**PASSAGE GIVEN:**
The ceremony started with a recital of the Quran by prominent reciter Ahmed Nea'na' followed by a speech from Farouq Sultan, head of the High Constitutional Court, after which President Morsi rose to the stage to address the audience.

The president started his speech by apologising to students of Cairo University, whose exams were postponed because of the ceremony. He also thanked the university where he received both his bachelors and masters degree.

Morsi thanked the armed forces for the crucial role they played during the revolution that toppled Hosni Mubarak from his 30-year reign: "The elected bodies will resume their functions and the army will return to their barracks, to their original role of protecting the borders," added Morsi. A military counci was formed and since February 2011 - when Hosni Mubarak was toppled - they have ruled Egypt. By "elected bodies" Morsi seems to insist that the parliament dissolved by a constitutional court ruling will return to their functions.

As the families of those who died during this year of revolution cheered for Morsi, holding pictures of their children, the president addressed them, saying: "It's because of the sacrifice your children made that we have all of this." Morsi promised to bring justice for the martyrs and injured, for many have neither received any benefits from the state nor have they seen their murderers given jail sentences.

Later, towards the end of the speech the families of the martyrs insisted that he repeat his commitment to see justice served.

Morsi also expressed his appreciation to the role played by judges, the armed forces and police officers for supervising and securing the elections process and ensuring its transparency.

A man very vocally interrupted the speech to shout praises for the military council and the armed forces.

"Egypt will not break away from the Arab and Islamic nation," said the president, stressing that from now on Egypt will not tolerate any violations against any of the Arab countries.

The president further confirmed his support for both the Palestinians and Syrians: "An end to the Syrian bloodshed is a must, and we will not stop until Palestinians regain their rights and lands."

Attempts by any country to intervene in Egyptian affairs will be rejected, and confirmed that Egypt will respect "international treaties and agreements," which might be an indirect reference to treaties such as the Camp David Accords.

The president reached out to both Muslims and Christians in "drawing a better future for Egypt and in fulfilling the goals of the revolution: freedom, social justice and dignity."

"It's time to look forward to a prosperous future for Egypt," said the president before leaving the podium amidst cheers.

Present at the ceremony were members of the military council, members of the dissolved parliament, party representatives, union representatives and diplomatic delegations from embassies and consulates. Figures such as  Field Marshal Hussein Tantawi, the head of Egypt's ruling Supreme Council of the Armed Forces (SCAF); Chief of Staff Samy Anan; reform presidential hopeful, Mohamed ElBaradei; former minister of foreign affairs, Amr Moussa; scientist Ahmed Zoueil and PM Kamal El-Ganzouri of the interim government.

Ahmed El-Tayeb, Grand Imam of Al-Azhar (the leading Sunni authority in the Muslim world), along with other clerics, left the ceremony because of lack of organisation.

Al-Azhar members were seated in the back, which the Imam considered disrespectful.

**REQUIRED TASK A:** In the listing, from its first line down to the line containing "o-k-edge-label: O K", substitute "window-arrow-tip-left" for every "window-arrow-head-left" and leave everything else unchanged.
The listing that follows has nothing to do with the passage about President Morsi's speech.

**INPUT:**
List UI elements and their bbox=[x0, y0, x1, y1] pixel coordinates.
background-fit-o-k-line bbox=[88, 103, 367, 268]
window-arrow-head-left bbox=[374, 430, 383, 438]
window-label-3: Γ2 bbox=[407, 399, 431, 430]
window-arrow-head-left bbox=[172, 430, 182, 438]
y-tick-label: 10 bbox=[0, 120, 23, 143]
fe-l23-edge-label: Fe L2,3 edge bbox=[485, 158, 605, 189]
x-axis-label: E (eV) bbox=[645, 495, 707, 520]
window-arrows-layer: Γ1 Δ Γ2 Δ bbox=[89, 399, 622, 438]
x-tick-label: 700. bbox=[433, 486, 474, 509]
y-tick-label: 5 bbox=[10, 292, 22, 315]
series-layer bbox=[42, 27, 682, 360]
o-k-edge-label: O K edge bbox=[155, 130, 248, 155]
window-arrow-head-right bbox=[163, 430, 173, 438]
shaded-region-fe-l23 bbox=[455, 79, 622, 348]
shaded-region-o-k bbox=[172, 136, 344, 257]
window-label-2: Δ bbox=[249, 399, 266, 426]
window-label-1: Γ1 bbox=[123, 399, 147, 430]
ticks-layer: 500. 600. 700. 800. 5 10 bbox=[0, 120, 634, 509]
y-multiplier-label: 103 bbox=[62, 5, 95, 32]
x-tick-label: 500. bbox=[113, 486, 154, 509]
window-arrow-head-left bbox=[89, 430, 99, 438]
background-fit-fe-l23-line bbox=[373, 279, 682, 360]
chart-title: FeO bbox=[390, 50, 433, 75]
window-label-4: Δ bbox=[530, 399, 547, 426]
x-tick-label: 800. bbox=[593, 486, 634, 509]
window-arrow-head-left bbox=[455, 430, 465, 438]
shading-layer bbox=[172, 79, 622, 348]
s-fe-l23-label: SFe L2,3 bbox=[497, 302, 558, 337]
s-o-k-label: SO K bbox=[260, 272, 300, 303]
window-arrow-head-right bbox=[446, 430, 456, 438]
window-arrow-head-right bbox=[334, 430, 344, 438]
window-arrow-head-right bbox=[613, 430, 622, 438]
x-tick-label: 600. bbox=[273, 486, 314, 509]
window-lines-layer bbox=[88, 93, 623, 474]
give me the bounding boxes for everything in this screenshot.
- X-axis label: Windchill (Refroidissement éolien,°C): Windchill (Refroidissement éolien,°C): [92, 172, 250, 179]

**REQUIRED TASK B:** From the passage on Morsi's speech, copy everything from "The ceremony started" down to "and masters degree." word for word.

**EXERCISE RESPONSE A:**
List UI elements and their bbox=[x0, y0, x1, y1] pixel coordinates.
background-fit-o-k-line bbox=[88, 103, 367, 268]
window-arrow-tip-left bbox=[374, 430, 383, 438]
window-label-3: Γ2 bbox=[407, 399, 431, 430]
window-arrow-tip-left bbox=[172, 430, 182, 438]
y-tick-label: 10 bbox=[0, 120, 23, 143]
fe-l23-edge-label: Fe L2,3 edge bbox=[485, 158, 605, 189]
x-axis-label: E (eV) bbox=[645, 495, 707, 520]
window-arrows-layer: Γ1 Δ Γ2 Δ bbox=[89, 399, 622, 438]
x-tick-label: 700. bbox=[433, 486, 474, 509]
y-tick-label: 5 bbox=[10, 292, 22, 315]
series-layer bbox=[42, 27, 682, 360]
o-k-edge-label: O K edge bbox=[155, 130, 248, 155]

**EXERCISE RESPONSE B:**
The ceremony started with a recital of the Quran by prominent reciter Ahmed Nea'na' followed by a speech from Farouq Sultan, head of the High Constitutional Court, after which President Morsi rose to the stage to address the audience.

The president started his speech by apologising to students of Cairo University, whose exams were postponed because of the ceremony. He also thanked the university where he received both his bachelors and masters degree.